The queueWithdraw
function lacks a zero-value check for the shares
parameter
Description
The queueWithdraw()
function does not validate that the shares
parameter is nonzero. Consequently, a user can call queueWithdraw()
with a shares
value of zero. This action adds an unnecessary withdrawal request to the queue.
function queueWithdraw(uint256 shares) external {
if (queuedShares[msg.sender] + shares > balanceOf(msg.sender)) revert InsufficientBalance();
uint256 id = ++_withdrawCounter;
queuedShares[msg.sender] += shares;
queuedWithdraw[id] = Withdrawal(msg.sender, shares);
_withdrawQueue.push(id);
emit WithdrawQueued(id, msg.sender, shares);
}
Impact
If an administrator processes withdrawals according to a schedule for the processWithdraws
function — for example, processing 100 withdrawals per hour — a malicious actor could add numerous zero-share withdrawal requests to the queue. This could delay withdrawals for legitimate users. Additionally, the administrator would incur higher gas fees for processWithdraws
if many such malicious requests are present.
Recommendations
We recommend adding a check to ensure that the input shares
parameter is greater than zero.
Remediation
This issue has been acknowledged by Liquid Labs, Inc., and a fix was implemented in commit c02f073e↗.

(Document layout analysis listing)
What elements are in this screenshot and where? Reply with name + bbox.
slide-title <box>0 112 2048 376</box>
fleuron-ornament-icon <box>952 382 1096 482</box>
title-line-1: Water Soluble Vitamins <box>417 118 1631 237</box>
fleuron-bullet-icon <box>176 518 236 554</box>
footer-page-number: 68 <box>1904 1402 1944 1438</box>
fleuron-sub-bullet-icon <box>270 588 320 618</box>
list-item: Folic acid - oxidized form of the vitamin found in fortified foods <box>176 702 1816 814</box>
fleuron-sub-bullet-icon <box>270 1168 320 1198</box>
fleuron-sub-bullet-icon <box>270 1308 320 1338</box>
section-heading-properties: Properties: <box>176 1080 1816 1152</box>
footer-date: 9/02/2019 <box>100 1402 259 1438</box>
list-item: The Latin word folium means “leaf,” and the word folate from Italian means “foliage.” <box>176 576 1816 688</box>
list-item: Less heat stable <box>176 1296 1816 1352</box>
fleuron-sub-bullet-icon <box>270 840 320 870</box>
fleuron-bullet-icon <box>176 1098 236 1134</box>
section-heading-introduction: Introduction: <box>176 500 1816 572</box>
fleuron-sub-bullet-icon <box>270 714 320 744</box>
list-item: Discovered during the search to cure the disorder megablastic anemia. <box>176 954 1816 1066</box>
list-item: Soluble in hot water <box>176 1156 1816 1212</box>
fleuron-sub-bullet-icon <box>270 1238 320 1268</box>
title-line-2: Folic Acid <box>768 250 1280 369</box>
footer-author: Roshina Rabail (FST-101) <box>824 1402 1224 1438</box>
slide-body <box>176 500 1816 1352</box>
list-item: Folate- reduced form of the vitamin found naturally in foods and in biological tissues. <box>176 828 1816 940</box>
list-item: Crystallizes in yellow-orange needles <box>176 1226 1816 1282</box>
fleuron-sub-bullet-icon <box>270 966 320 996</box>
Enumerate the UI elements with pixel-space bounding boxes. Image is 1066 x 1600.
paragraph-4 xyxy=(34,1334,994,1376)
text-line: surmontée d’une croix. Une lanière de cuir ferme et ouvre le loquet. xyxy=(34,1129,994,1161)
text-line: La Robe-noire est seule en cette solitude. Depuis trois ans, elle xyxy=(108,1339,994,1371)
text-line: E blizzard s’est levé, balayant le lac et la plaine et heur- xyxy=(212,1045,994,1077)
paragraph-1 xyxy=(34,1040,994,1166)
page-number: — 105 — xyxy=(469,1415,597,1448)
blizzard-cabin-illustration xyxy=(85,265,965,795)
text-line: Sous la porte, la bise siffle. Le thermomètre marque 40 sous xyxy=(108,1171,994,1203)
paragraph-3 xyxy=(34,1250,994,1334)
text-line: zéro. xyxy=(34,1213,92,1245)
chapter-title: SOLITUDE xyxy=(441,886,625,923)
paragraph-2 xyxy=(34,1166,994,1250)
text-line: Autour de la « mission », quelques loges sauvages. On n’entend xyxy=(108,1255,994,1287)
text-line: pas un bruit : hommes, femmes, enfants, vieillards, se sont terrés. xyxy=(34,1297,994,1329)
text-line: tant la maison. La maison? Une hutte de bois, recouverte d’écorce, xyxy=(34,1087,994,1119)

TASK GOAL →
For each statement below, say yes or no depending on whether it agrees with the finding on queueWithdraw, and quote the words of the finding that decide it.
1. The queueWithdraw() function rejects a shares value of zero.
2. Many zero-share requests could raise the administrator's gas fees for processWithdraws.
3. Liquid Labs, Inc. disputed the issue and made no change.

WRITTEN SOLUTION →
1. No: "The queueWithdraw() function does not validate that the shares parameter is nonzero."
2. Yes: "the administrator would incur higher gas fees for processWithdraws if many such malicious requests are present."
3. No: "This issue has been acknowledged by Liquid Labs, Inc., and a fix was implemented in commit c02f073e."